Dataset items
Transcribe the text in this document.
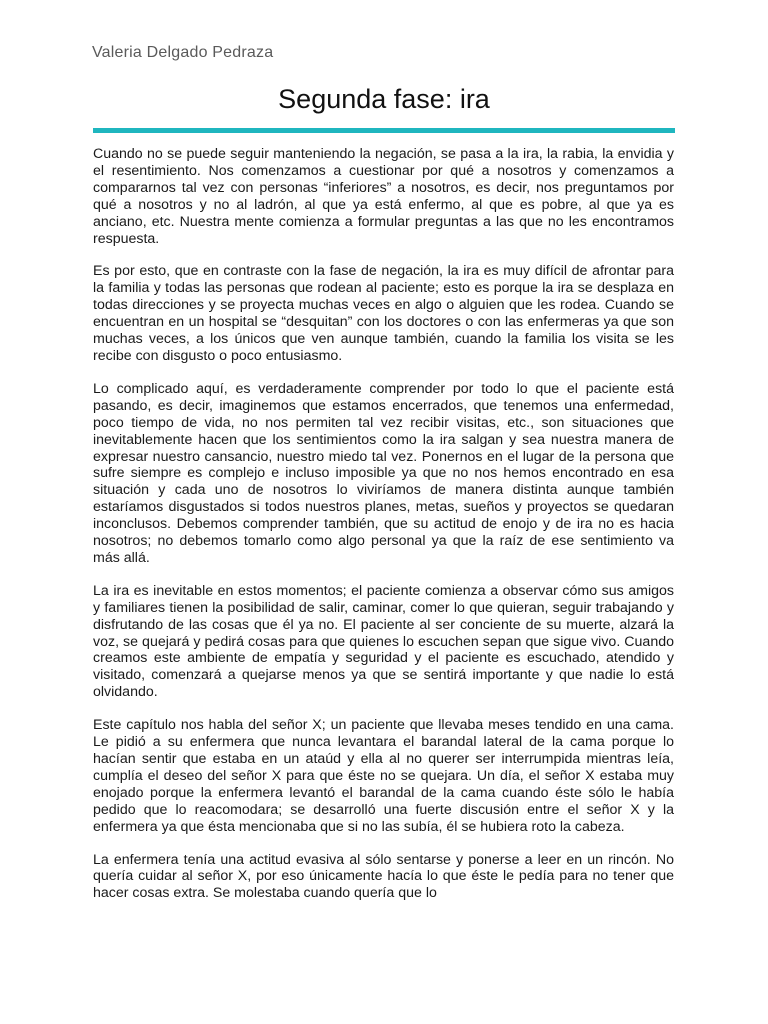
Valeria Delgado Pedraza
Segunda fase: ira

Cuando no se puede seguir manteniendo la negación, se pasa a la ira, la rabia, la envidia y el resentimiento. Nos comenzamos a cuestionar por qué a nosotros y comenzamos a compararnos tal vez con personas “inferiores” a nosotros, es decir, nos preguntamos por qué a nosotros y no al ladrón, al que ya está enfermo, al que es pobre, al que ya es anciano, etc. Nuestra mente comienza a formular preguntas a las que no les encontramos respuesta.

Es por esto, que en contraste con la fase de negación, la ira es muy difícil de afrontar para la familia y todas las personas que rodean al paciente; esto es porque la ira se desplaza en todas direcciones y se proyecta muchas veces en algo o alguien que les rodea. Cuando se encuentran en un hospital se “desquitan” con los doctores o con las enfermeras ya que son muchas veces, a los únicos que ven aunque también, cuando la familia los visita se les recibe con disgusto o poco entusiasmo.

Lo complicado aquí, es verdaderamente comprender por todo lo que el paciente está pasando, es decir, imaginemos que estamos encerrados, que tenemos una enfermedad, poco tiempo de vida, no nos permiten tal vez recibir visitas, etc., son situaciones que inevitablemente hacen que los sentimientos como la ira salgan y sea nuestra manera de expresar nuestro cansancio, nuestro miedo tal vez. Ponernos en el lugar de la persona que sufre siempre es complejo e incluso imposible ya que no nos hemos encontrado en esa situación y cada uno de nosotros lo viviríamos de manera distinta aunque también estaríamos disgustados si todos nuestros planes, metas, sueños y proyectos se quedaran inconclusos. Debemos comprender también, que su actitud de enojo y de ira no es hacia nosotros; no debemos tomarlo como algo personal ya que la raíz de ese sentimiento va más allá.

La ira es inevitable en estos momentos; el paciente comienza a observar cómo sus amigos y familiares tienen la posibilidad de salir, caminar, comer lo que quieran, seguir trabajando y disfrutando de las cosas que él ya no. El paciente al ser conciente de su muerte, alzará la voz, se quejará y pedirá cosas para que quienes lo escuchen sepan que sigue vivo. Cuando creamos este ambiente de empatía y seguridad y el paciente es escuchado, atendido y visitado, comenzará a quejarse menos ya que se sentirá importante y que nadie lo está olvidando.

Este capítulo nos habla del señor X; un paciente que llevaba meses tendido en una cama. Le pidió a su enfermera que nunca levantara el barandal lateral de la cama porque lo hacían sentir que estaba en un ataúd y ella al no querer ser interrumpida mientras leía, cumplía el deseo del señor X para que éste no se quejara. Un día, el señor X estaba muy enojado porque la enfermera levantó el barandal de la cama cuando éste sólo le había pedido que lo reacomodara; se desarrolló una fuerte discusión entre el señor X y la enfermera ya que ésta mencionaba que si no las subía, él se hubiera roto la cabeza.

La enfermera tenía una actitud evasiva al sólo sentarse y ponerse a leer en un rincón. No quería cuidar al señor X, por eso únicamente hacía lo que éste le pedía para no tener que hacer cosas extra. Se molestaba cuando quería que lo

◆ **Exercise goal**
Extract the full listing above verbatim; pictures are to be left out of the copy.

◆ **Task result**
Transcribe the text in this document.
Valeria Delgado Pedraza
Segunda fase: ira

Cuando no se puede seguir manteniendo la negación, se pasa a la ira, la rabia, la envidia y el resentimiento. Nos comenzamos a cuestionar por qué a nosotros y comenzamos a compararnos tal vez con personas “inferiores” a nosotros, es decir, nos preguntamos por qué a nosotros y no al ladrón, al que ya está enfermo, al que es pobre, al que ya es anciano, etc. Nuestra mente comienza a formular preguntas a las que no les encontramos respuesta.

Es por esto, que en contraste con la fase de negación, la ira es muy difícil de afrontar para la familia y todas las personas que rodean al paciente; esto es porque la ira se desplaza en todas direcciones y se proyecta muchas veces en algo o alguien que les rodea. Cuando se encuentran en un hospital se “desquitan” con los doctores o con las enfermeras ya que son muchas veces, a los únicos que ven aunque también, cuando la familia los visita se les recibe con disgusto o poco entusiasmo.

Lo complicado aquí, es verdaderamente comprender por todo lo que el paciente está pasando, es decir, imaginemos que estamos encerrados, que tenemos una enfermedad, poco tiempo de vida, no nos permiten tal vez recibir visitas, etc., son situaciones que inevitablemente hacen que los sentimientos como la ira salgan y sea nuestra manera de expresar nuestro cansancio, nuestro miedo tal vez. Ponernos en el lugar de la persona que sufre siempre es complejo e incluso imposible ya que no nos hemos encontrado en esa situación y cada uno de nosotros lo viviríamos de manera distinta aunque también estaríamos disgustados si todos nuestros planes, metas, sueños y proyectos se quedaran inconclusos. Debemos comprender también, que su actitud de enojo y de ira no es hacia nosotros; no debemos tomarlo como algo personal ya que la raíz de ese sentimiento va más allá.

La ira es inevitable en estos momentos; el paciente comienza a observar cómo sus amigos y familiares tienen la posibilidad de salir, caminar, comer lo que quieran, seguir trabajando y disfrutando de las cosas que él ya no. El paciente al ser conciente de su muerte, alzará la voz, se quejará y pedirá cosas para que quienes lo escuchen sepan que sigue vivo. Cuando creamos este ambiente de empatía y seguridad y el paciente es escuchado, atendido y visitado, comenzará a quejarse menos ya que se sentirá importante y que nadie lo está olvidando.

Este capítulo nos habla del señor X; un paciente que llevaba meses tendido en una cama. Le pidió a su enfermera que nunca levantara el barandal lateral de la cama porque lo hacían sentir que estaba en un ataúd y ella al no querer ser interrumpida mientras leía, cumplía el deseo del señor X para que éste no se quejara. Un día, el señor X estaba muy enojado porque la enfermera levantó el barandal de la cama cuando éste sólo le había pedido que lo reacomodara; se desarrolló una fuerte discusión entre el señor X y la enfermera ya que ésta mencionaba que si no las subía, él se hubiera roto la cabeza.

La enfermera tenía una actitud evasiva al sólo sentarse y ponerse a leer en un rincón. No quería cuidar al señor X, por eso únicamente hacía lo que éste le pedía para no tener que hacer cosas extra. Se molestaba cuando quería que lo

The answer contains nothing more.